• WHAT IS BEING ASKED
Lift out each line of the data that holds "visiting".
.....
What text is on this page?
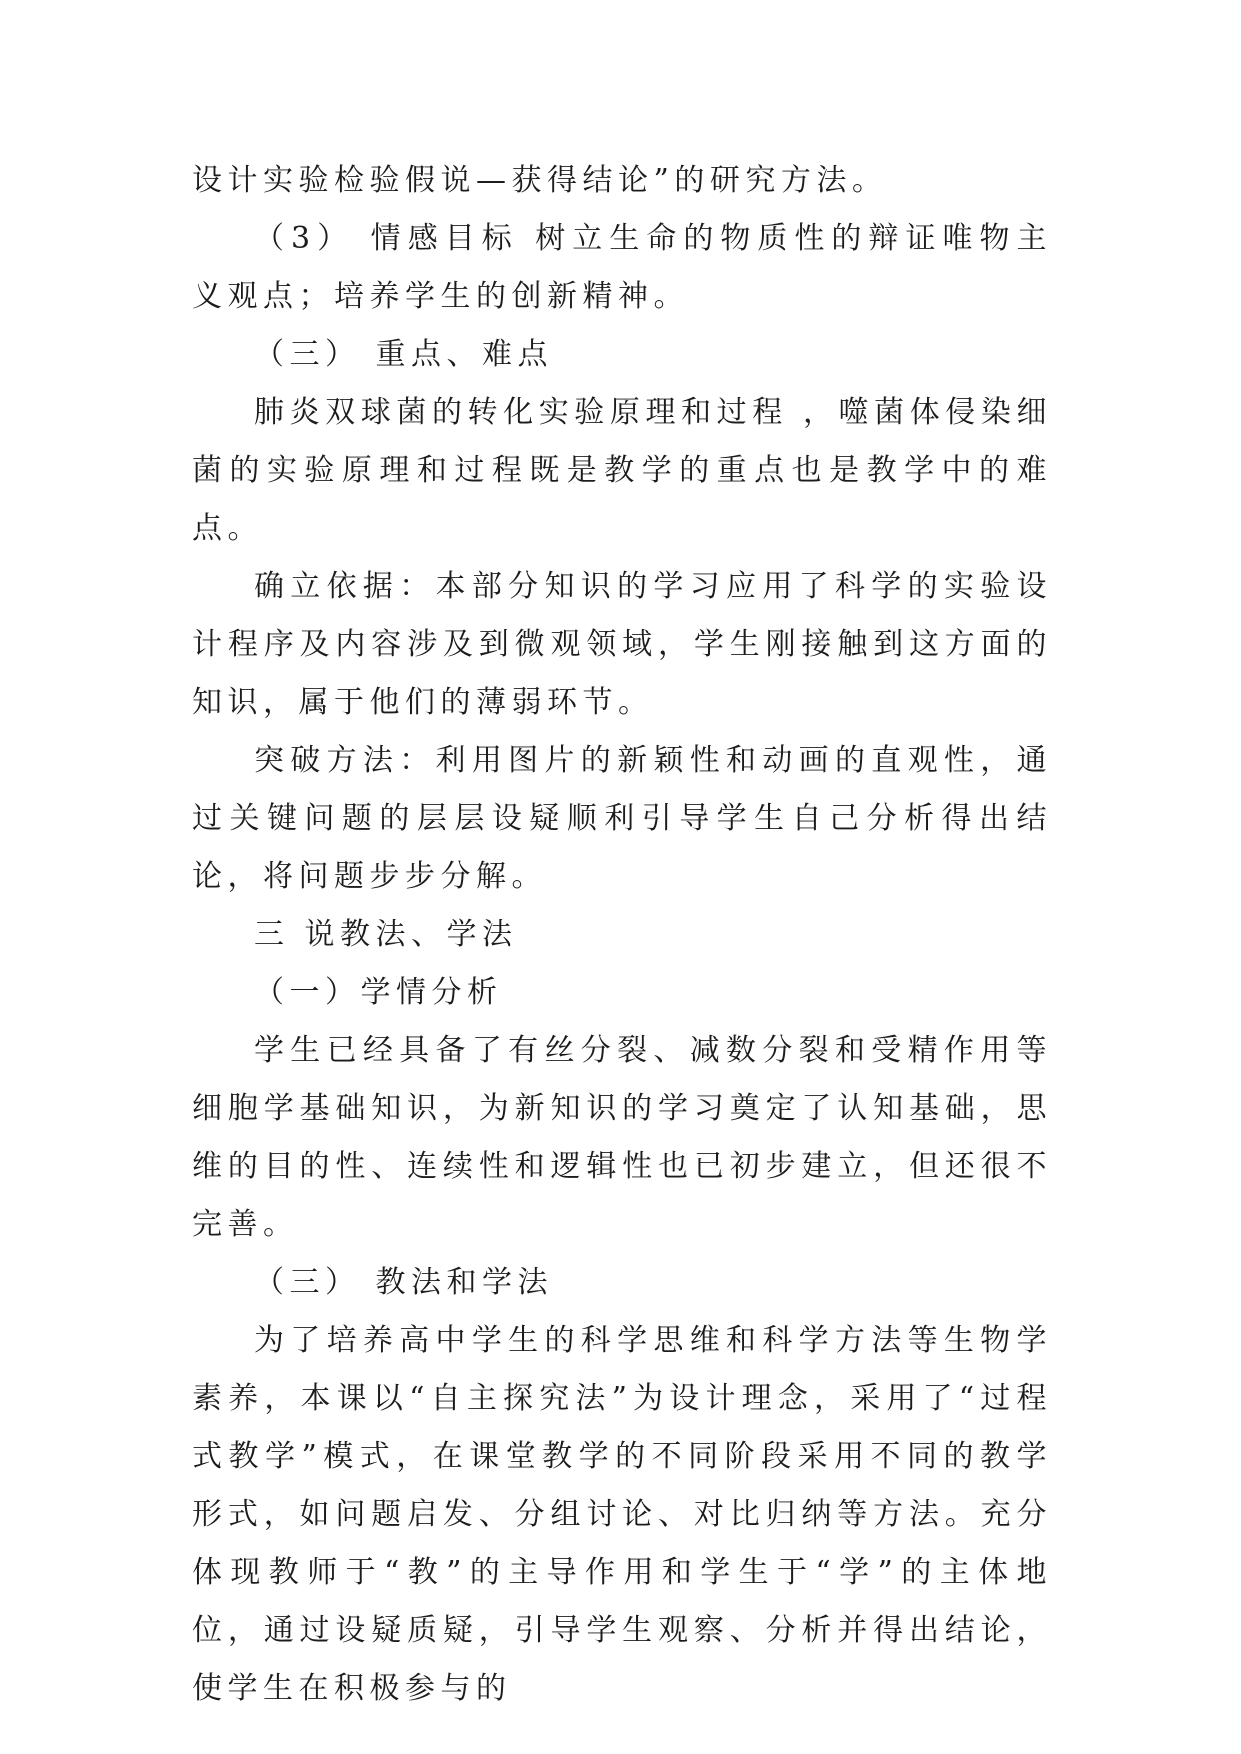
设计实验检验假说—获得结论”的研究方法。

（3） 情感目标 树立生命的物质性的辩证唯物主义观点；培养学生的创新精神。

（三） 重点、难点

肺炎双球菌的转化实验原理和过程 ，噬菌体侵染细菌的实验原理和过程既是教学的重点也是教学中的难点。

确立依据：本部分知识的学习应用了科学的实验设计程序及内容涉及到微观领域，学生刚接触到这方面的知识，属于他们的薄弱环节。

突破方法：利用图片的新颖性和动画的直观性，通过关键问题的层层设疑顺利引导学生自己分析得出结论，将问题步步分解。

三 说教法、学法

（一）学情分析

学生已经具备了有丝分裂、减数分裂和受精作用等细胞学基础知识，为新知识的学习奠定了认知基础，思维的目的性、连续性和逻辑性也已初步建立，但还很不完善。

（三） 教法和学法

为了培养高中学生的科学思维和科学方法等生物学素养，本课以“自主探究法”为设计理念，采用了“过程式教学”模式，在课堂教学的不同阶段采用不同的教学形式，如问题启发、分组讨论、对比归纳等方法。充分体现教师于“教”的主导作用和学生于“学”的主体地位，通过设疑质疑，引导学生观察、分析并得出结论，使学生在积极参与的
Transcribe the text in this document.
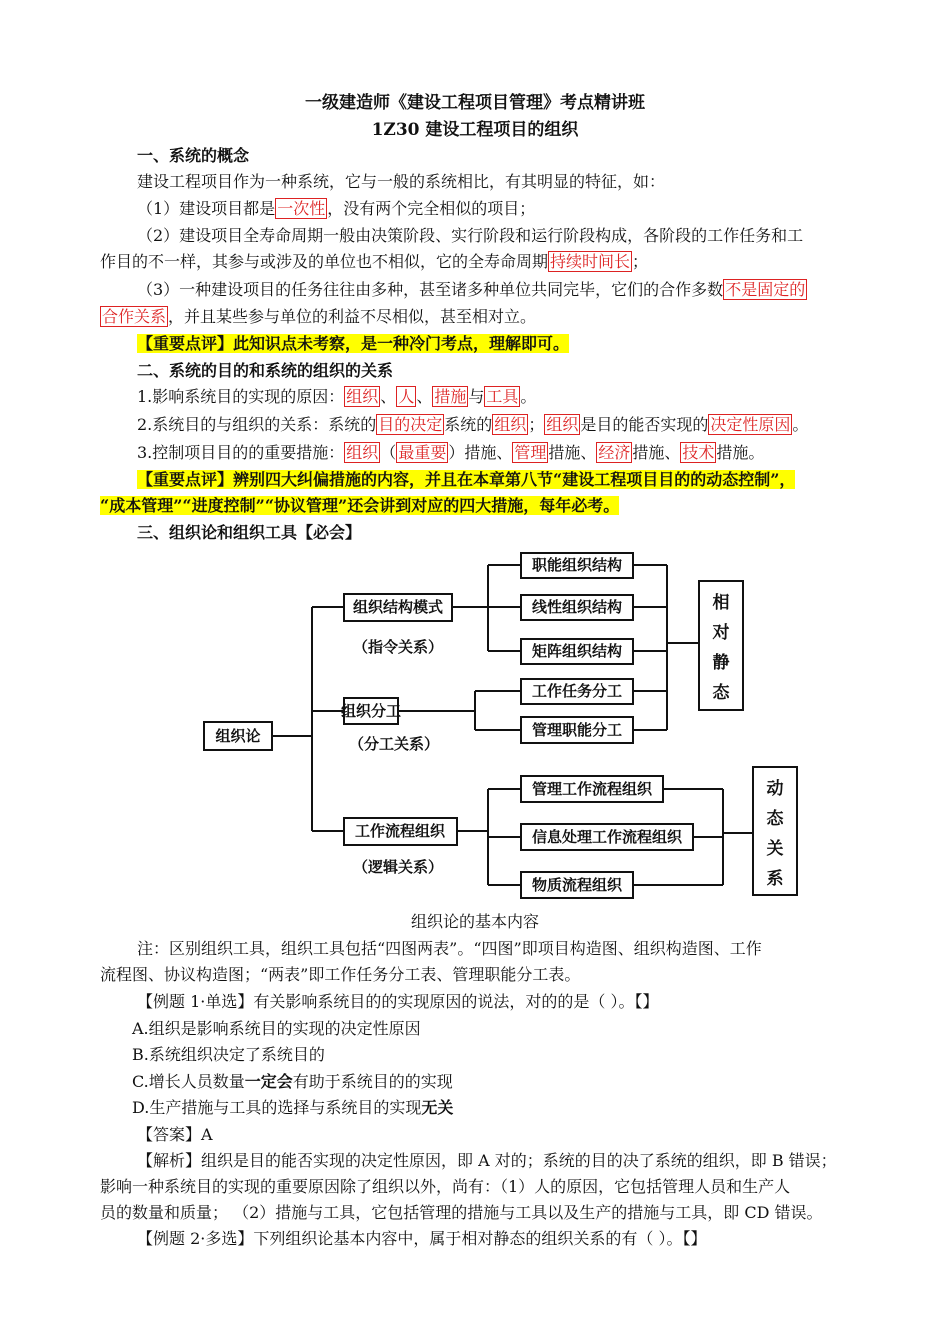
一级建造师《建设工程项目管理》考点精讲班
1Z30 建设工程项目的组织
一、系统的概念
建设工程项目作为一种系统，它与一般的系统相比，有其明显的特征，如：
（1）建设项目都是 一次性 ，没有两个完全相似的项目；
（2）建设项目全寿命周期一般由决策阶段、实行阶段和运行阶段构成，各阶段的工作任务和工
作目的不一样，其参与或涉及的单位也不相似，它的全寿命周期 持续时间长 ；
（3）一种建设项目的任务往往由多种，甚至诸多种单位共同完毕，它们的合作多数 不是固定的
合作关系 ，并且某些参与单位的利益不尽相似，甚至相对立。
【重要点评】此知识点未考察，是一种冷门考点，理解即可。
二、系统的目的和系统的组织的关系
1.影响系统目的实现的原因： 组织 、 人 、 措施 与 工具 。
2.系统目的与组织的关系：系统的 目的决定 系统的 组织 ； 组织 是目的能否实现的 决定性原因 。
3.控制项目目的的重要措施： 组织 （ 最重要 ）措施、 管理 措施、 经济 措施、 技术 措施。
【重要点评】辨别四大纠偏措施的内容，并且在本章第八节“建设工程项目目的的动态控制”，
“成本管理”“进度控制”“协议管理”还会讲到对应的四大措施，每年必考。
三、组织论和组织工具【必会】
组织论
组织结构模式
（指令关系）
组织分工
（分工关系）
工作流程组织
（逻辑关系）
职能组织结构
线性组织结构
矩阵组织结构
工作任务分工
管理职能分工
管理工作流程组织
信息处理工作流程组织
物质流程组织
相
对
静
态
动
态
关
系
组织论的基本内容
注：区别组织工具，组织工具包括“四图两表”。“四图”即项目构造图、组织构造图、工作
流程图、协议构造图；“两表”即工作任务分工表、管理职能分工表。
【例题 1·单选】有关影响系统目的的实现原因的说法，对的的是（ ）。【】
A.组织是影响系统目的实现的决定性原因
B.系统组织决定了系统目的
C.增长人员数量一定会有助于系统目的的实现
D.生产措施与工具的选择与系统目的实现无关
【答案】A
【解析】组织是目的能否实现的决定性原因，即 A 对的；系统的目的决了系统的组织，即 B 错误；
影响一种系统目的实现的重要原因除了组织以外，尚有：（1）人的原因，它包括管理人员和生产人
员的数量和质量； （2）措施与工具，它包括管理的措施与工具以及生产的措施与工具，即 CD 错误。
【例题 2·多选】下列组织论基本内容中，属于相对静态的组织关系的有（ ）。【】
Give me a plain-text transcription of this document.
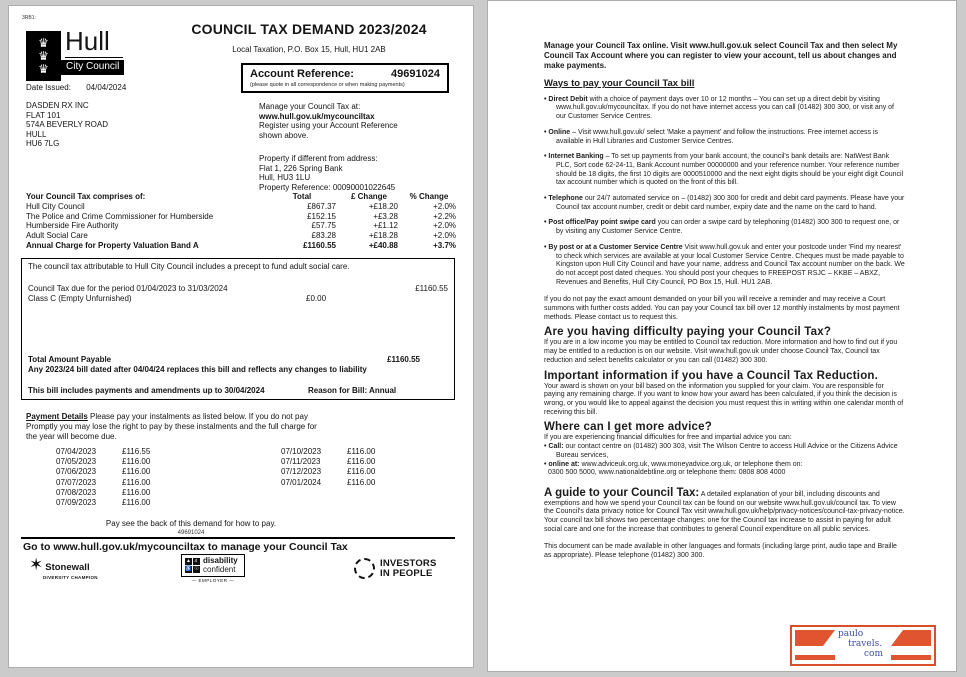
3RB1:
♛
♛
♛
Hull
City Council
COUNCIL TAX DEMAND 2023/2024
Local Taxation, P.O. Box 15, Hull, HU1 2AB
Account Reference:	49691024
(please quote in all correspondence or when making payments)
Date Issued: 04/04/2024
DASDEN RX INC
FLAT 101
574A BEVERLY ROAD
HULL
HU6 7LG
Manage your Council Tax at:
www.hull.gov.uk/mycounciltax
Register using your Account Reference
shown above.
Property if different from address:
Flat 1, 226 Spring Bank
Hull, HU3 1LU
Property Reference: 00090001022645
Your Council Tax comprises of:	Total	£ Change	% Change
Hull City Council	£867.37	+£18.20	+2.0%
The Police and Crime Commissioner for Humberside	£152.15	+£3.28	+2.2%
Humberside Fire Authority	£57.75	+£1.12	+2.0%
Adult Social Care	£83.28	+£18.28	+2.0%
Annual Charge for Property Valuation Band A	£1160.55	+£40.88	+3.7%
The council tax attributable to Hull City Council includes a precept to fund adult social care.
Council Tax due for the period 01/04/2023 to 31/03/2024	£1160.55
Class C (Empty Unfurnished)	£0.00
Total Amount Payable	£1160.55
Any 2023/24 bill dated after 04/04/24 replaces this bill and reflects any changes to liability
This bill includes payments and amendments up to 30/04/2024	Reason for Bill: Annual
Payment Details Please pay your instalments as listed below. If you do not pay
Promptly you may lose the right to pay by these instalments and the full charge for
the year will become due.
07/04/2023	£116.55
07/05/2023	£116.00
07/06/2023	£116.00
07/07/2023	£116.00
07/08/2023	£116.00
07/09/2023	£116.00
07/10/2023	£116.00
07/11/2023	£116.00
07/12/2023	£116.00
07/01/2024	£116.00
Pay see the back of this demand for how to pay.
49691024
Go to www.hull.gov.uk/mycounciltax to manage your Council Tax
✶ Stonewall
DIVERSITY CHAMPION
▲ ♬
♿ ☉
disability
confident
— EMPLOYER —
INVESTORS
IN PEOPLE
Manage your Council Tax online. Visit www.hull.gov.uk select Council Tax and then select My Council Tax Account where you can register to view your account, tell us about changes and make payments.
Ways to pay your Council Tax bill
• Direct Debit with a choice of payment days over 10 or 12 months – You can set up a direct debit by visiting www.hull.gov.uk/mycounciltax. If you do not have internet access you can call (01482) 300 300, or visit any of our Customer Service Centres.
• Online – Visit www.hull.gov.uk/ select 'Make a payment' and follow the instructions. Free internet access is available in Hull Libraries and Customer Service Centres.
• Internet Banking – To set up payments from your bank account, the council's bank details are: NatWest Bank PLC, Sort code 62-24-11, Bank Account number 00000000 and your reference number. Your reference number should be 18 digits, the first 10 digits are 0000510000 and the next eight digits should be your eight digit Council tax account number which is quoted on the front of this bill.
• Telephone our 24/7 automated service on – (01482) 300 300 for credit and debit card payments. Please have your Council tax account number, credit or debit card number, expiry date and the name on the card to hand.
• Post office/Pay point swipe card you can order a swipe card by telephoning (01482) 300 300 to request one, or by visiting any Customer Service Centre.
• By post or at a Customer Service Centre Visit www.hull.gov.uk and enter your postcode under 'Find my nearest' to check which services are available at your local Customer Service Centre. Cheques must be made payable to Kingston upon Hull City Council and have your name, address and Council Tax account number on the back. We do not accept post dated cheques. You should post your cheques to FREEPOST RSJC – KKBE – ABXZ, Revenues and Benefits, Hull City Council, PO Box 15, Hull. HU1 2AB.
If you do not pay the exact amount demanded on your bill you will receive a reminder and may receive a Court summons with further costs added. You can pay your Council tax bill over 12 monthly instalments by most payment methods. Please contact us to request this.
Are you having difficulty paying your Council Tax?
If you are in a low income you may be entitled to Council tax reduction. More information and how to find out if you may be entitled to a reduction is on our website. Visit www.hull.gov.uk under choose Council Tax, Council tax reduction and select benefits calculator or you can call (01482) 300 300.
Important information if you have a Council Tax Reduction.
Your award is shown on your bill based on the information you supplied for your claim. You are responsible for paying any remaining charge. If you want to know how your award has been calculated, if you think the decision is wrong, or you would like to appeal against the decision you must request this in writing within one calendar month of receiving this bill.
Where can I get more advice?
If you are experiencing financial difficulties for free and impartial advice you can:
• Call: our contact centre on (01482) 300 303, visit The Wilson Centre to access Hull Advice or the Citizens Advice Bureau services,
• online at: www.adviceuk.org.uk, www.moneyadvice.org.uk, or telephone them on:
0300 500 5000, www.nationaldebtline.org or telephone them: 0808 808 4000
A guide to your Council Tax: A detailed explanation of your bill, including discounts and exemptions and how we spend your Council tax can be found on our website www.hull.gov.uk/council tax. To view the Council's data privacy notice for Council Tax visit www.hull.gov.uk/help/privacy-notices/council-tax-privacy-notice.
Your council tax bill shows two percentage changes: one for the Council tax increase to assist in paying for adult social care and one for the increase that contributes to general Council expenditure on all public services.
This document can be made available in other languages and formats (including large print, audio tape and Braille as appropriate). Please telephone (01482) 300 300.
paulo
travels.
com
.....
• THE COMPLETED TASK
• Direct Debit with a choice of payment days over 10 or 12 months – You can set up a direct debit by visiting www.hull.gov.uk/mycounciltax. If you do not have internet access you can call (01482) 300 300, or visit any of our Customer Service Centres.
• Post office/Pay point swipe card you can order a swipe card by telephoning (01482) 300 300 to request one, or by visiting any Customer Service Centre.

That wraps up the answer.